Goals
a. Write out the part of the liquid ejecting system patent text starting with "In the liquid ejecting system as" and going on through "labor for assembling.".
b. Write what comes next in the liquid ejecting system patent text, picking up after its final sentence.

Document section
━━━━━━
12. A liquid ejecting system comprising:
the liquid container unit according to claim 11;
a liquid ejecting apparatus which is provided with a liquid ejecting head; and
a tube which is capable of supplying a liquid to the liquid ejecting head from the liquid container of the liquid container unit,
wherein the liquid container unit is fixed to an outer periphery of the liquid ejecting apparatus.

The present invention is related to a liquid container, a liquid container unit, a liquid ejecting system, and a liquid ejecting apparatus.

In the related art, as an example of a liquid ejecting apparatus, an ink jet printer is known. In the ink jet printer, it is possible to perform printing on a printing medium by discharging ink which is an example of a liquid to the printing medium such as a printing sheet from an ejecting head. In such a liquid ejecting apparatus, in the related art, a configuration in which the ink stored in a tank which is an example of a liquid container is supplied to an ejecting head (for example, refer to PTL 1). In the tank, an injecting port is provided. A user can inject the ink to the tank from the injecting port. Note that, in the following description, a configuration in which a liquid container such as the tank is added to the liquid ejecting apparatus such as an ink jet printer will be expressed as a liquid ejecting system in some cases.

In the liquid ejecting system as disclosed in PTL 1, the tank is supported by a bottom face cover. In addition, in this liquid ejecting system, the tank is attached to the bottom face cover by using a screw. In a configuration in which the tank is attached to the bottom face cover by using the screw, there is a problem in that it is difficult to reduce the number of components, or to reduce labor for assembling.

In addition, in the liquid ejecting system including a liquid container which is capable of injecting a liquid, for example, when injecting the liquid into the liquid container, it is considered that the liquid is spilled out or is dripped down. If the liquid is spilled out or is dripped down, it is considered that dirt is spread over the liquid ejecting apparatus or the liquid ejecting system, and the dirt is spread out even environment in which the liquid ejecting apparatus or the liquid ejecting system is disposed. In this way, in the liquid ejecting system of the related art, there is a problem in that it is difficult to suppress dirt due to the liquid.

The present invention is made to solve the abovementioned problems, and the invention can be realized in the following forms or application examples.
━━━━━━
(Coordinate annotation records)
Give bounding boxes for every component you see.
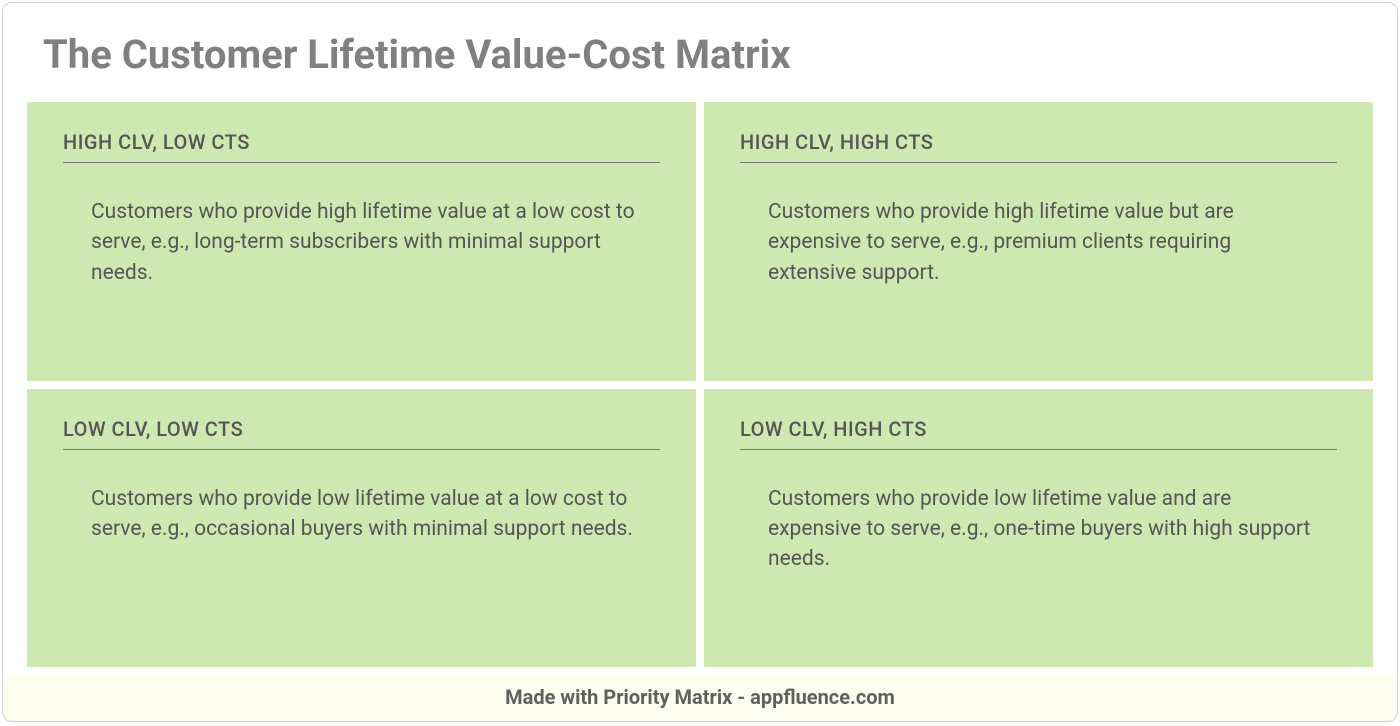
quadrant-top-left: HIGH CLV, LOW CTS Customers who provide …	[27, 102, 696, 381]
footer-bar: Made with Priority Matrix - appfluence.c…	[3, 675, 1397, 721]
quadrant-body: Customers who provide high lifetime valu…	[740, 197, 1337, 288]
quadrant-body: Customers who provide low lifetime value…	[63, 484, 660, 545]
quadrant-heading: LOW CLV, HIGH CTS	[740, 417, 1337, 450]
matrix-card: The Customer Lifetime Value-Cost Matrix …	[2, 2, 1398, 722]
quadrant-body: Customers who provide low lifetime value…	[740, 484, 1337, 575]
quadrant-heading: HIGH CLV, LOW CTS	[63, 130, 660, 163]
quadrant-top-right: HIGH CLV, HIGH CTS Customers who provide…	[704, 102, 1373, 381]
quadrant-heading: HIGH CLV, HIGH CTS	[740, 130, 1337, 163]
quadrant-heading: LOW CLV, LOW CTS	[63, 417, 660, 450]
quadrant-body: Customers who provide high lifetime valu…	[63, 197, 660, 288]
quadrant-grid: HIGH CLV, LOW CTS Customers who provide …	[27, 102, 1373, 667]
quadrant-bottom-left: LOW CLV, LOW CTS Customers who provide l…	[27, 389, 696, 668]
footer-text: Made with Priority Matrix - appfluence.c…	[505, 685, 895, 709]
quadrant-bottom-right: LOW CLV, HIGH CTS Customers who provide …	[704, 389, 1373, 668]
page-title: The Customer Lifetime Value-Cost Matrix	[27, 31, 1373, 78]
━━━━━━
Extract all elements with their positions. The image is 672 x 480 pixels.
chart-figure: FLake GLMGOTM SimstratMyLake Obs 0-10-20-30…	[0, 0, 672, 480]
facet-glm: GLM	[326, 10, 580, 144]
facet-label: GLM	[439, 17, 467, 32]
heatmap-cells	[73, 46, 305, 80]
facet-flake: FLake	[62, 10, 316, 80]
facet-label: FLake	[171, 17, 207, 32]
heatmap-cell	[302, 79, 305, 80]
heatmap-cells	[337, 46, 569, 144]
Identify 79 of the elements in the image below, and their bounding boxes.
━━━━━━
Solved tasks
a.
In the liquid ejecting system as disclosed in PTL 1, the tank is supported by a bottom face cover. In addition, in this liquid ejecting system, the tank is attached to the bottom face cover by using a screw. In a configuration in which the tank is attached to the bottom face cover by using the screw, there is a problem in that it is difficult to reduce the number of components, or to reduce labor for assembling.

b.
A liquid container which is mountable on a mount portion in a state of being engaged into a first engaging portion with respect to a supporting portion including the first engaging portion and the mount portion, including a first wall portion including a first section which is mountable on the mount portion; a second wall portion facing the first wall portion; a third wall portion intersecting with the first wall portion and the second wall portion; a fourth wall portion which faces the third wall portion, and intersects with the first wall portion and the second wall portion; and a first engaged portion which is capable of being engaged into the first engaging portion, in which when a direction from the first wall portion to the second wall portion is defined as a first direction, the first engaged portion is projected to the side opposite to the second wall portion side from the first wall portion, and is capable of coming in contact with the first engaging portion in the first direction.

In the liquid container in the application example, the first engaged portion is capable of coming in contact with the first engaging portion in the first direction, and thus in the first direction, a position of the liquid container with respect to the supporting portion is regulated. With this, it is possible to omit a component such as a screw for attaching the liquid container to the supporting portion, and thus it is likely to reduce the number of components. In addition, since it is possible to omit a component for attaching the liquid container to the supporting portion, it is possible to reduce labor for attaching the liquid container to the supporting portion.

The liquid container described above, further including a liquid injecting portion which is projected to the side opposite to the first wall portion side from the second wall portion, and is capable of being blocked by a plug member, in which at least a portion of the first engaged portion overlaps the liquid injecting portion in the first direction.

In the application example, at least a portion of the first engaged portion overlaps the liquid injecting portion in the first direction, and thus when the plug member is detached to the first direction from the liquid injecting portion, it is likely that a force acting on the liquid container in the first direction is cancelled by a reaction on the first engaged portion in the direction opposite to the first direction.

The liquid container described above, further including a second engaged portion which is capable of coming in contact with the second engaging portion that the supporting portion includes in the first direction, in which the first engaged portion is positioned in an area closer to the fourth wall portion than the third wall portion, and the second engaged portion is positioned in an area closer to the third wall portion than the fourth wall portion.

In the application example, due to the first engaged portion which is positioned in the area closer to the fourth wall portion than the third wall portion, and the second engaged portion which is positioned in the area closer to the third wall portion than the fourth wall portion, the position of the liquid container with respect to the supporting portion in the first direction is regulated. As a result, it is likely to improve accuracy of the position of the liquid container with respect to the supporting portion in the first direction.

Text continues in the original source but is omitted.